» Data excerpts:
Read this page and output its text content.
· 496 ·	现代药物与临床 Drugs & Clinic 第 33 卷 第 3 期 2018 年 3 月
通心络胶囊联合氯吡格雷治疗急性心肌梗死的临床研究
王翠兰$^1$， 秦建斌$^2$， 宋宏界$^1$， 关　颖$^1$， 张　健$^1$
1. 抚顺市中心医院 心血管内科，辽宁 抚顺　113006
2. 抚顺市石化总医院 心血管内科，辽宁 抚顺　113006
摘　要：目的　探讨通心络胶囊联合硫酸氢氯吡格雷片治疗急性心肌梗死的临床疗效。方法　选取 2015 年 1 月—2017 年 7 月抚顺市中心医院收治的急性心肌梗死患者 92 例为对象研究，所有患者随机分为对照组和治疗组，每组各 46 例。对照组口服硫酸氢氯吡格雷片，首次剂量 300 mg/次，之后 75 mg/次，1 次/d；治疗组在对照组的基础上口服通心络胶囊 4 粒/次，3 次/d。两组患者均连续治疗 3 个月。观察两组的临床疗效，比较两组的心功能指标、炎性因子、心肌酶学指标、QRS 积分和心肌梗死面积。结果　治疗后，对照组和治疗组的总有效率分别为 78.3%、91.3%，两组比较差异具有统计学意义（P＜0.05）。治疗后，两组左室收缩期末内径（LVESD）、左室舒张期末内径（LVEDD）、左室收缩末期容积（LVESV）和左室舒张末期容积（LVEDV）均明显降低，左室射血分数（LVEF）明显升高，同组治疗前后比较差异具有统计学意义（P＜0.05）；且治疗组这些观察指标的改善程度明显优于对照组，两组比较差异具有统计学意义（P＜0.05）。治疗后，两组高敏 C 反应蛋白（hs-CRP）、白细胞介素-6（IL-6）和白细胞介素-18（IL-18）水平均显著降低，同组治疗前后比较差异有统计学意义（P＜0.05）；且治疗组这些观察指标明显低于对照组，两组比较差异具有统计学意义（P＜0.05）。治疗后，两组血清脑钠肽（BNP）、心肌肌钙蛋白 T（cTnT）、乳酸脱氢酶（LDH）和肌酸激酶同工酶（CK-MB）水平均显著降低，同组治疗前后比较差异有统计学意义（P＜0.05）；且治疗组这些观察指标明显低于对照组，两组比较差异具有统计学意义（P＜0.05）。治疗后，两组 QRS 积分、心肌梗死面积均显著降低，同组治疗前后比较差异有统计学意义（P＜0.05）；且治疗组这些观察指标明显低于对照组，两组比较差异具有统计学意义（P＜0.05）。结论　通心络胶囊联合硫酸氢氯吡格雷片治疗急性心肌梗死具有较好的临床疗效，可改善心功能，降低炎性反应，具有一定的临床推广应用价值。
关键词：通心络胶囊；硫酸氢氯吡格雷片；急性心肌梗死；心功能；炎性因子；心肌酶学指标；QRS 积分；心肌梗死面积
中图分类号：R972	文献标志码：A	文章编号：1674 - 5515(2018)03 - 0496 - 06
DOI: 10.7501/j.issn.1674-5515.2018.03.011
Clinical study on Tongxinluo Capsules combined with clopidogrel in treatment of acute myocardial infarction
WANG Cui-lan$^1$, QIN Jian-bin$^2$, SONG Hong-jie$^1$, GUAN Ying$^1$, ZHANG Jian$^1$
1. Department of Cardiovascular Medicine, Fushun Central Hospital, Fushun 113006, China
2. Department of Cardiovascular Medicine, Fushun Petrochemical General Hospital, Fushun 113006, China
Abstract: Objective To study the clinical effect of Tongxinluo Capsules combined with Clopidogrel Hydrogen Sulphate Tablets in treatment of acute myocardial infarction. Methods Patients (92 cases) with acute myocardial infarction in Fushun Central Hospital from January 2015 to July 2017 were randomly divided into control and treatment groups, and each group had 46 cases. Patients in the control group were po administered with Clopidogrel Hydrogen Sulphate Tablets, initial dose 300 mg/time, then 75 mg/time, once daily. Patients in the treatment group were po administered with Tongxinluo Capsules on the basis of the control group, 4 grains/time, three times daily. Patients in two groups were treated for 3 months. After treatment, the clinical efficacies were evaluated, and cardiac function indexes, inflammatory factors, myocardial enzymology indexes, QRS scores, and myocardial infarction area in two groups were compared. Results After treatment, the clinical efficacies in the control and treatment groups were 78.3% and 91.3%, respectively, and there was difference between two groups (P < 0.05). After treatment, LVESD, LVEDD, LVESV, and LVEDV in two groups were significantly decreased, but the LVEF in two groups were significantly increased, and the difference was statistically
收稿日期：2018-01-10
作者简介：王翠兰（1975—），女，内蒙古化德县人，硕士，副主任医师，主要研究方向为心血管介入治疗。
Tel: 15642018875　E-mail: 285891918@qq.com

» What you are asked to do: Among the lines above, return each one holding the string "Medicine".

» Your response:
1. Department of Cardiovascular Medicine, Fushun Central Hospital, Fushun 113006, China
2. Department of Cardiovascular Medicine, Fushun Petrochemical General Hospital, Fushun 113006, China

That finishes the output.